■ **Work to complete**
Look for the word "relationship" in the entries below, then copy every line that has it.

Stored data entries:

--- START ---

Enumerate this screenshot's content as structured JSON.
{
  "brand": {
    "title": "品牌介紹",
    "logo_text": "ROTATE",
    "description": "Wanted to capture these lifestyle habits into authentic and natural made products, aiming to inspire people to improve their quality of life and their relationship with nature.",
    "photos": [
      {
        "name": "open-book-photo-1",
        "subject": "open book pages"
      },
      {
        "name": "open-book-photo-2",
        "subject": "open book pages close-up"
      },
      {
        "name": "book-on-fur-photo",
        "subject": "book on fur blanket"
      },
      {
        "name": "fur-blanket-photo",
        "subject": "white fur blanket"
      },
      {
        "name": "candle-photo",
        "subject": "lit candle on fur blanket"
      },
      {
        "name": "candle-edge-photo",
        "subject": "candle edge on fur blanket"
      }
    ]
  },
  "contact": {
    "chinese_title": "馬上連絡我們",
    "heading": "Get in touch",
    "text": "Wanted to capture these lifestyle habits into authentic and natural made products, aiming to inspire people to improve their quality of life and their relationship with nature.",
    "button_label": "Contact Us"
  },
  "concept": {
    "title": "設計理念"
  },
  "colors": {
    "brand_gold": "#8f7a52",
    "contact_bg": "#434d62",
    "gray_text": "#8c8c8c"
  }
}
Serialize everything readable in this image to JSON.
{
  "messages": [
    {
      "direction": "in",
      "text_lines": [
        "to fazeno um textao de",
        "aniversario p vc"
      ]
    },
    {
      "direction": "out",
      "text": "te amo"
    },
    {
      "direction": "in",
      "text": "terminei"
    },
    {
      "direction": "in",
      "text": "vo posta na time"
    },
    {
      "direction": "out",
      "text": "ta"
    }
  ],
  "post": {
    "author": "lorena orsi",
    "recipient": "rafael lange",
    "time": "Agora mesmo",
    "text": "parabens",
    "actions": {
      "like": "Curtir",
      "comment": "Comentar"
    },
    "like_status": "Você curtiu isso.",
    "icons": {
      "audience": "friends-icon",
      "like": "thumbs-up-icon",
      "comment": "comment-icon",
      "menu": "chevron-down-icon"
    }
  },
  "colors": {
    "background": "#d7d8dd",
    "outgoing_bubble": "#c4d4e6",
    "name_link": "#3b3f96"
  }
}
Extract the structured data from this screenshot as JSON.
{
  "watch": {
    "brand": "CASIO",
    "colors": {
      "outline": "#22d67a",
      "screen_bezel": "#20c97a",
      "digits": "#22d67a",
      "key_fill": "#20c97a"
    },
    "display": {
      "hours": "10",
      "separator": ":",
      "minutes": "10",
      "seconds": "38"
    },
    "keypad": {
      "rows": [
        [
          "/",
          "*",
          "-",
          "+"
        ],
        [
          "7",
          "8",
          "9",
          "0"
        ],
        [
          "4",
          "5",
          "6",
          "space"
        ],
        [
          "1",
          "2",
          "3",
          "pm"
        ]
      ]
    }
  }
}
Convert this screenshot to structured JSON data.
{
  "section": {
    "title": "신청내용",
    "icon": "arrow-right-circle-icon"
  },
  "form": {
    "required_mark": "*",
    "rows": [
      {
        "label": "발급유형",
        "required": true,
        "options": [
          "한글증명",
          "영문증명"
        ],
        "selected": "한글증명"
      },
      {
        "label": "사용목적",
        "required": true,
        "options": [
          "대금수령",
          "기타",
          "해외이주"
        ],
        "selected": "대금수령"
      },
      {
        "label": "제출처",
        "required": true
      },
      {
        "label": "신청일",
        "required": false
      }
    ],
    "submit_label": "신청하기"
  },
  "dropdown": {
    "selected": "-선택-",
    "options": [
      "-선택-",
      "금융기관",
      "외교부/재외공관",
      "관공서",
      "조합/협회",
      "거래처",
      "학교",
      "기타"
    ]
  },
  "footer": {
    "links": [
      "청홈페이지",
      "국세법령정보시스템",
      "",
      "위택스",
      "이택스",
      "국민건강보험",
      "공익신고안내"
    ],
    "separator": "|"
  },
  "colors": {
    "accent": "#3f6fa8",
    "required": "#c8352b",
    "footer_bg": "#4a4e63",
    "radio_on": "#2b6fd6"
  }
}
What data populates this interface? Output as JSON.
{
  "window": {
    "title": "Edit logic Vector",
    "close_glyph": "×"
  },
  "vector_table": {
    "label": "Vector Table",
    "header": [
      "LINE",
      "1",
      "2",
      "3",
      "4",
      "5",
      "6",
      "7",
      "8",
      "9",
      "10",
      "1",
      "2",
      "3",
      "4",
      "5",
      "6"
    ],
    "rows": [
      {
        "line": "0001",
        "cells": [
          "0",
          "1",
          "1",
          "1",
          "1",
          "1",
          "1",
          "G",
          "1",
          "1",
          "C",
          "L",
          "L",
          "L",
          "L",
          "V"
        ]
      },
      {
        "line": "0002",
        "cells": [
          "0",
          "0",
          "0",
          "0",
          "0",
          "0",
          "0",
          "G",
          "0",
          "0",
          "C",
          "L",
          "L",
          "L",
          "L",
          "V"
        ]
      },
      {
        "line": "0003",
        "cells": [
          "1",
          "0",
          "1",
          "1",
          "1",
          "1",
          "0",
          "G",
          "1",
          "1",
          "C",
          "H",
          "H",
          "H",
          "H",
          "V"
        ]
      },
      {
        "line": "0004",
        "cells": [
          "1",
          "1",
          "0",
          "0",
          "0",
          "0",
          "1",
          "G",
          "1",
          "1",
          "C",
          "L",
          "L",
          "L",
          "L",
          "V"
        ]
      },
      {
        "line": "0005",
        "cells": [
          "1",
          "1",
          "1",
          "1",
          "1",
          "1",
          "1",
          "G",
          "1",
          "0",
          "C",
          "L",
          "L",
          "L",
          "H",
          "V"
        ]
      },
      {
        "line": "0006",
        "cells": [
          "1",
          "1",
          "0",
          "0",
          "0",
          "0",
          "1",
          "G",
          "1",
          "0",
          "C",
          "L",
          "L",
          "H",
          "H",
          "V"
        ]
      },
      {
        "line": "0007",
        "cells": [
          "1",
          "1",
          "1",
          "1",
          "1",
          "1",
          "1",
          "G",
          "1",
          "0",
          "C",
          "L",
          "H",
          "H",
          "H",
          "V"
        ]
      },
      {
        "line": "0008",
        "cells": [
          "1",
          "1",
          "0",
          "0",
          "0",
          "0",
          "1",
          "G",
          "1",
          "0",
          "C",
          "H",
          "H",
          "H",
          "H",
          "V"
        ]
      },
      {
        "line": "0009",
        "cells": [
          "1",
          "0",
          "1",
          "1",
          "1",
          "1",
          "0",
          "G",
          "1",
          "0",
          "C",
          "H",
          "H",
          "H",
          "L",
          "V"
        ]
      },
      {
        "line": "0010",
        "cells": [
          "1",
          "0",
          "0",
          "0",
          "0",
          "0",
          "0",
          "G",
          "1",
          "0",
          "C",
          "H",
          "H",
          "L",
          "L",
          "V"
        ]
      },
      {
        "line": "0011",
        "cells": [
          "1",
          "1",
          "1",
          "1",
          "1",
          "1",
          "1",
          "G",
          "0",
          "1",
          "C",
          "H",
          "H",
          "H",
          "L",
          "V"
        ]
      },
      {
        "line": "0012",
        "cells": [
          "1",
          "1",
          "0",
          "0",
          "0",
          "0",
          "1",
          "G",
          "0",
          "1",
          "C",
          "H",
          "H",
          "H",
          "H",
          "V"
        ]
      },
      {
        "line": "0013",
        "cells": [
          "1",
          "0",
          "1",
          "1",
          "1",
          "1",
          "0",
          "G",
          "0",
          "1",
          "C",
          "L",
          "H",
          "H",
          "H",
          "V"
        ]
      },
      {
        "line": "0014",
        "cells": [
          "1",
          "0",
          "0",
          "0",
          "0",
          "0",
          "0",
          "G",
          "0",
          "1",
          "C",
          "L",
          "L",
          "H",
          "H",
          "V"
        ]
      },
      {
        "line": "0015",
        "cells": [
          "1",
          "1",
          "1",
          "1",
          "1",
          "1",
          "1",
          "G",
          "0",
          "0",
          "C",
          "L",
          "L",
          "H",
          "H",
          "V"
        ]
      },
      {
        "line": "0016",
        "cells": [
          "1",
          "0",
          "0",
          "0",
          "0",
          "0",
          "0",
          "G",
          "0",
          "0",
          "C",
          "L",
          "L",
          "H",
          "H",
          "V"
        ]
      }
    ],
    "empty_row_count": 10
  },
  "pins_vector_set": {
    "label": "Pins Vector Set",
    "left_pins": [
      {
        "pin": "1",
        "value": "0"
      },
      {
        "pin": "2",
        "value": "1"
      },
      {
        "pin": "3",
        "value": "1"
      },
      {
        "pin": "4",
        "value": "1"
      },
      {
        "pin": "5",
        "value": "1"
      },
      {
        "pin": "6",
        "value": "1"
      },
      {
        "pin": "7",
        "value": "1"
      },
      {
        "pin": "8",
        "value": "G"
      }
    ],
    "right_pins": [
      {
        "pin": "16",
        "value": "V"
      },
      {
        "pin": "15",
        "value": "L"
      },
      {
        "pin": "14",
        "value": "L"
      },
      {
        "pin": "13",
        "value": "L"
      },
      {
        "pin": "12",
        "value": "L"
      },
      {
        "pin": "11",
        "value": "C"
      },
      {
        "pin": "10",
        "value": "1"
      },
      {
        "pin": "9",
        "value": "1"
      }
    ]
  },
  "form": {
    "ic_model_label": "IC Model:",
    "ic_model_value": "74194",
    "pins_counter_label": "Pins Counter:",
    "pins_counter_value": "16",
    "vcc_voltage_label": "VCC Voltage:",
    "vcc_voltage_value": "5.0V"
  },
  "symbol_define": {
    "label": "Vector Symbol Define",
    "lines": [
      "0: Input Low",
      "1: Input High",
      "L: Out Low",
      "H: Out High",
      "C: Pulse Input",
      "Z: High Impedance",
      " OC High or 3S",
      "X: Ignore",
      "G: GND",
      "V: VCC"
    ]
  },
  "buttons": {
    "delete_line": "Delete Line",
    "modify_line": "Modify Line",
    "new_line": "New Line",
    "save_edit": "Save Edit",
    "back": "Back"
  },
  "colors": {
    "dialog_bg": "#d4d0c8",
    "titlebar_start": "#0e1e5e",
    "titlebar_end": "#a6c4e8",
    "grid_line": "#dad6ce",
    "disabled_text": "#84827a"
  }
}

--- END ---

■ **Exercise response**
    "description": "Wanted to capture these lifestyle habits into authentic and natural made products, aiming to inspire people to improve their quality of life and their relationship with nature.",
    "text": "Wanted to capture these lifestyle habits into authentic and natural made products, aiming to inspire people to improve their quality of life and their relationship with nature.",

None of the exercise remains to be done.